→ TASK TO CARRY OUT: All lines holding the string "name" are to be shown.

→ RECORDS PROVIDED:
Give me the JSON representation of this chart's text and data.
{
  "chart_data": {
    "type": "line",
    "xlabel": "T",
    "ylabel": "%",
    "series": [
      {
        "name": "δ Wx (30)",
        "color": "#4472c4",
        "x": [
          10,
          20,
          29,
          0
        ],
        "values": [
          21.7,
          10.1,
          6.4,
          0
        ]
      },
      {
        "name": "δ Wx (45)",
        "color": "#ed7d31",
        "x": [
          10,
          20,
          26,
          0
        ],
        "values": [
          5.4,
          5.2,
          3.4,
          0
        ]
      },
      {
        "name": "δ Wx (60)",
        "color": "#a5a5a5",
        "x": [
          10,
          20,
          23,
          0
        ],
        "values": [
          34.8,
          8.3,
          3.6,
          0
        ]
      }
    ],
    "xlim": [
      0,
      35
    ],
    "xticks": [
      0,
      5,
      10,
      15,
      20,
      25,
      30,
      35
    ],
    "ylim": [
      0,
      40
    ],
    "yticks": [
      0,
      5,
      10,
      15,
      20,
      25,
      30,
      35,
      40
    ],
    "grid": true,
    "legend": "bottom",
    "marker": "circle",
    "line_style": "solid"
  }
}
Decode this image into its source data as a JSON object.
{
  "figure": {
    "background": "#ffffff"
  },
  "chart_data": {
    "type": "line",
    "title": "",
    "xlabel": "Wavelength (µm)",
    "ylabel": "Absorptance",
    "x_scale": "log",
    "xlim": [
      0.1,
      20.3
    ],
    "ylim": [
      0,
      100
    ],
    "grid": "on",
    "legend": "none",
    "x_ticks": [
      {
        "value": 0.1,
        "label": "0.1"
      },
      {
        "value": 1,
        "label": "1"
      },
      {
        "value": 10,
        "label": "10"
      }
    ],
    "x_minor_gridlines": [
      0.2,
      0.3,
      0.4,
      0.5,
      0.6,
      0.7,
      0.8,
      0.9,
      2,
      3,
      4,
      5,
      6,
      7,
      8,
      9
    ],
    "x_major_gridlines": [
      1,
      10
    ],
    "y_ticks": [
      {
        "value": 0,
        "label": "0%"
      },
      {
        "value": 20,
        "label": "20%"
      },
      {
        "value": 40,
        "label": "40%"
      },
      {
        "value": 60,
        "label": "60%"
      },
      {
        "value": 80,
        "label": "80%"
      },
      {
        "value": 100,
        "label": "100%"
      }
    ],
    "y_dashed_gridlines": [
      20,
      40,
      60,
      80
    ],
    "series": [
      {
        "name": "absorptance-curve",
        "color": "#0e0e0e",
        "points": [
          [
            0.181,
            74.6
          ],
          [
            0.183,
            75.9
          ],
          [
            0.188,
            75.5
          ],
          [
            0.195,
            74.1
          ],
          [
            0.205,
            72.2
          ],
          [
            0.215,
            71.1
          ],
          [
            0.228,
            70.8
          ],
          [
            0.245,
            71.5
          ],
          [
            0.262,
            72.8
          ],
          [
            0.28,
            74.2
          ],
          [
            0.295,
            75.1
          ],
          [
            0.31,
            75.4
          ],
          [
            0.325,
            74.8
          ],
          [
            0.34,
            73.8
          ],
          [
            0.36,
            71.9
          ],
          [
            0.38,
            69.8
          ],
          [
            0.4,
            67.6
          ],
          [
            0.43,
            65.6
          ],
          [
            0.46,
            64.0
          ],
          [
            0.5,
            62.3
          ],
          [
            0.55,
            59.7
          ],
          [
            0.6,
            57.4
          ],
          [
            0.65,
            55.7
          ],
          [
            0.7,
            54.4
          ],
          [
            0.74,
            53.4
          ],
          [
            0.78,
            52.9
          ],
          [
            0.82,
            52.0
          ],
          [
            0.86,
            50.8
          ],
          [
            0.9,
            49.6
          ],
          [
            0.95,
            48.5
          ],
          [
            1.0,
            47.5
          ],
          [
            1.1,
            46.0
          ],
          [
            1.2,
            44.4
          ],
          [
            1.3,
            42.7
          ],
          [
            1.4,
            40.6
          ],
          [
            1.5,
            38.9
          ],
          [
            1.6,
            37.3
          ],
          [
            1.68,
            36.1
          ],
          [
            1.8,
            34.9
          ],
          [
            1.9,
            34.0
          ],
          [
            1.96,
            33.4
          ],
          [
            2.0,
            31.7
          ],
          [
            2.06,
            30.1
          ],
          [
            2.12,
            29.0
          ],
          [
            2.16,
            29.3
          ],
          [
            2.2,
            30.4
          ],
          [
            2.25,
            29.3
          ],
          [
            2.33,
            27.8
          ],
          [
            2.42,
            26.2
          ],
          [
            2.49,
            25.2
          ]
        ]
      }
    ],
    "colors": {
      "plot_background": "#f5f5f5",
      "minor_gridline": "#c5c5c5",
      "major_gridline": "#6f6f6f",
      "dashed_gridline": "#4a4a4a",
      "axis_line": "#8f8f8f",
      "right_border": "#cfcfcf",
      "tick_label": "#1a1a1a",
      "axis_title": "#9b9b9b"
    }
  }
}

→ OUTPUT FOR THIS EXERCISE:
        "name": "δ Wx (30)",
        "name": "δ Wx (45)",
        "name": "δ Wx (60)",
        "name": "absorptance-curve",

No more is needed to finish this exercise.